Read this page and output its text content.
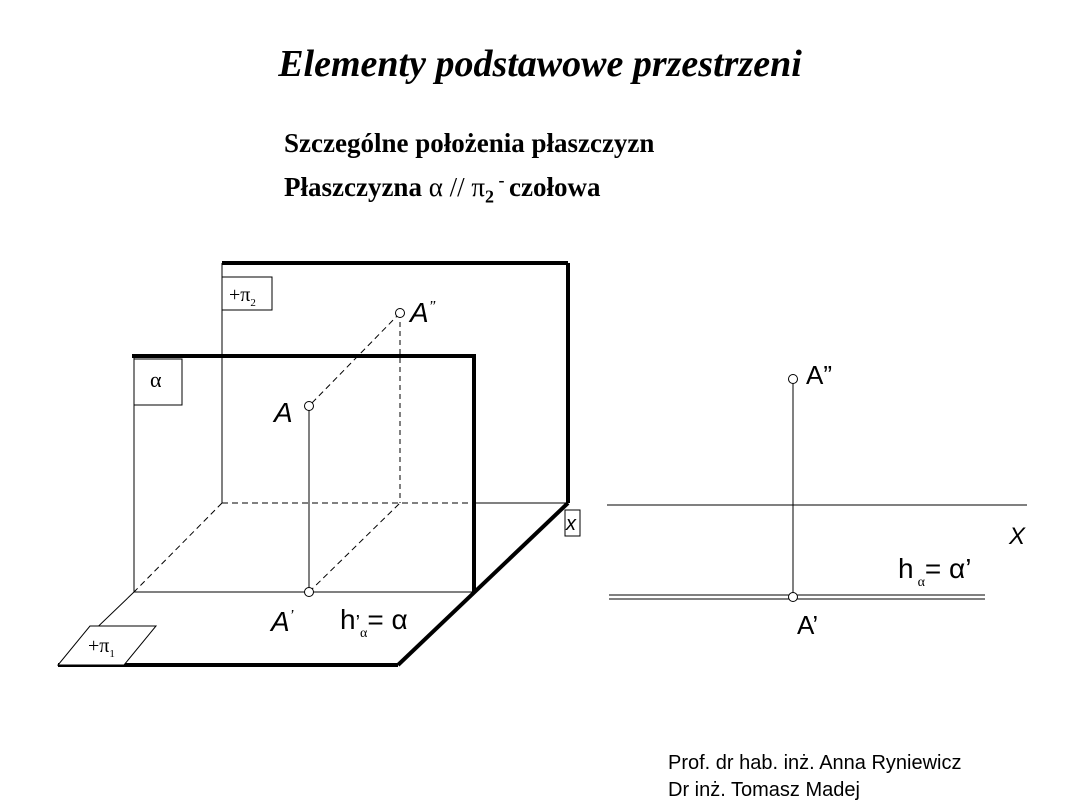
Elementy podstawowe przestrzeni
Szczególne położenia płaszczyzn
Płaszczyzna α // $\pi_2$ - czołowa
$+\pi_2$
α
$+\pi_1$
x
A’’
A
A’ $h’_\alpha= \alpha$
A”
A’
X
h $_\alpha$= α’
Prof. dr hab. inż. Anna Ryniewicz
Dr inż. Tomasz Madej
══════
Task objective:
Keep the pictures out of your copy, and repeat every entry above exactly.

Result of the exercise:
Read this page and output its text content.
Elementy podstawowe przestrzeni
Szczególne położenia płaszczyzn
Płaszczyzna α // $\pi_2$ - czołowa
$+\pi_2$
α
$+\pi_1$
x
A’’
A
A’ $h’_\alpha= \alpha$
A”
A’
X
h $_\alpha$= α’
Prof. dr hab. inż. Anna Ryniewicz
Dr inż. Tomasz Madej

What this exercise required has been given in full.